• _Exercise details_
Each entry must be given again exactly; images do not belong in the copy.

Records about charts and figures
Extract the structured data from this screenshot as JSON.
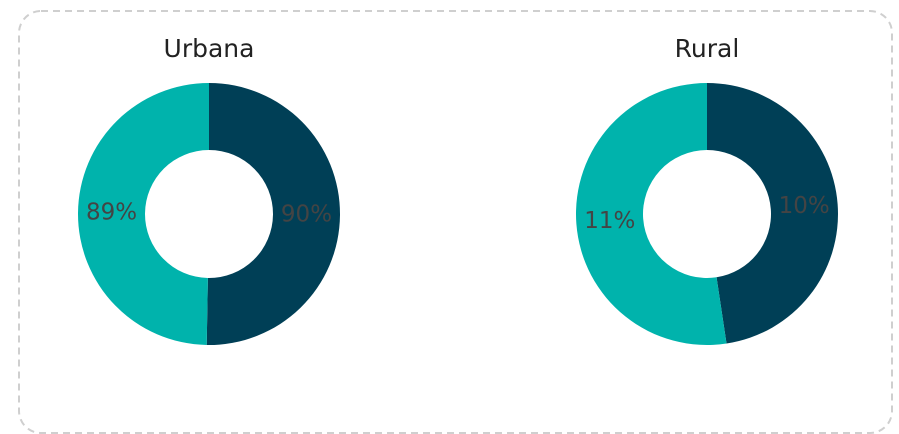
{
  "chart_data": [
    {
      "type": "pie",
      "title": "Urbana",
      "values": [
        90,
        89
      ],
      "value_labels": [
        "90%",
        "89%"
      ],
      "colors": [
        "#003f56",
        "#00b3ac"
      ],
      "donut": true
    },
    {
      "type": "pie",
      "title": "Rural",
      "values": [
        10,
        11
      ],
      "value_labels": [
        "10%",
        "11%"
      ],
      "colors": [
        "#003f56",
        "#00b3ac"
      ],
      "donut": true
    }
  ]
}
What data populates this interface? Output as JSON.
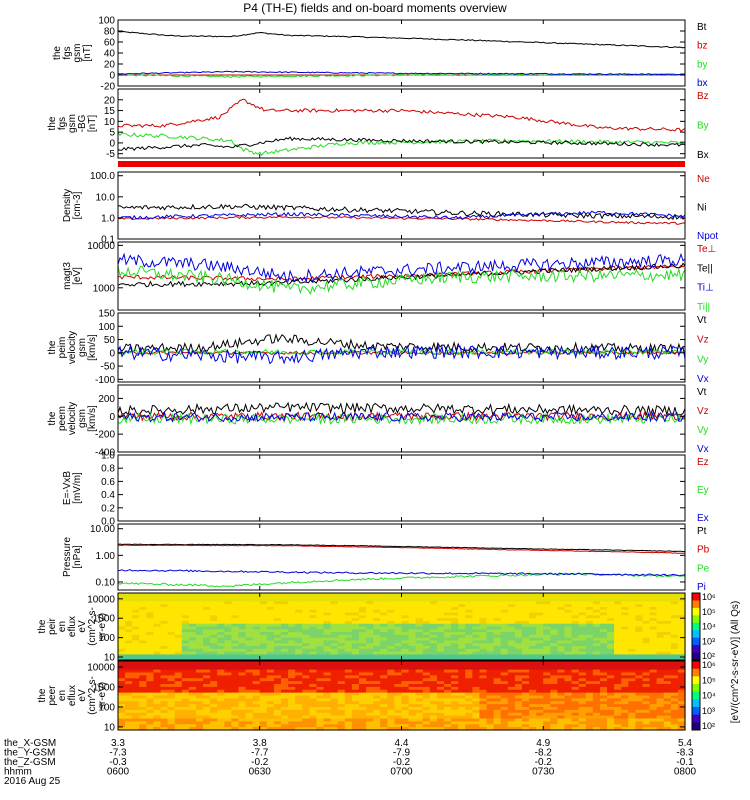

• _Answer for the task_
Extract the structured data from this screenshot as JSON.
{
  "chart_data": [
    {
      "type": "pie",
      "title": "Urbana",
      "values": [
        90,
        89
      ],
      "value_labels": [
        "90%",
        "89%"
      ],
      "colors": [
        "#003f56",
        "#00b3ac"
      ],
      "donut": true
    },
    {
      "type": "pie",
      "title": "Rural",
      "values": [
        10,
        11
      ],
      "value_labels": [
        "10%",
        "11%"
      ],
      "colors": [
        "#003f56",
        "#00b3ac"
      ],
      "donut": true
    }
  ]
}
What data populates this interface? Output as JSON.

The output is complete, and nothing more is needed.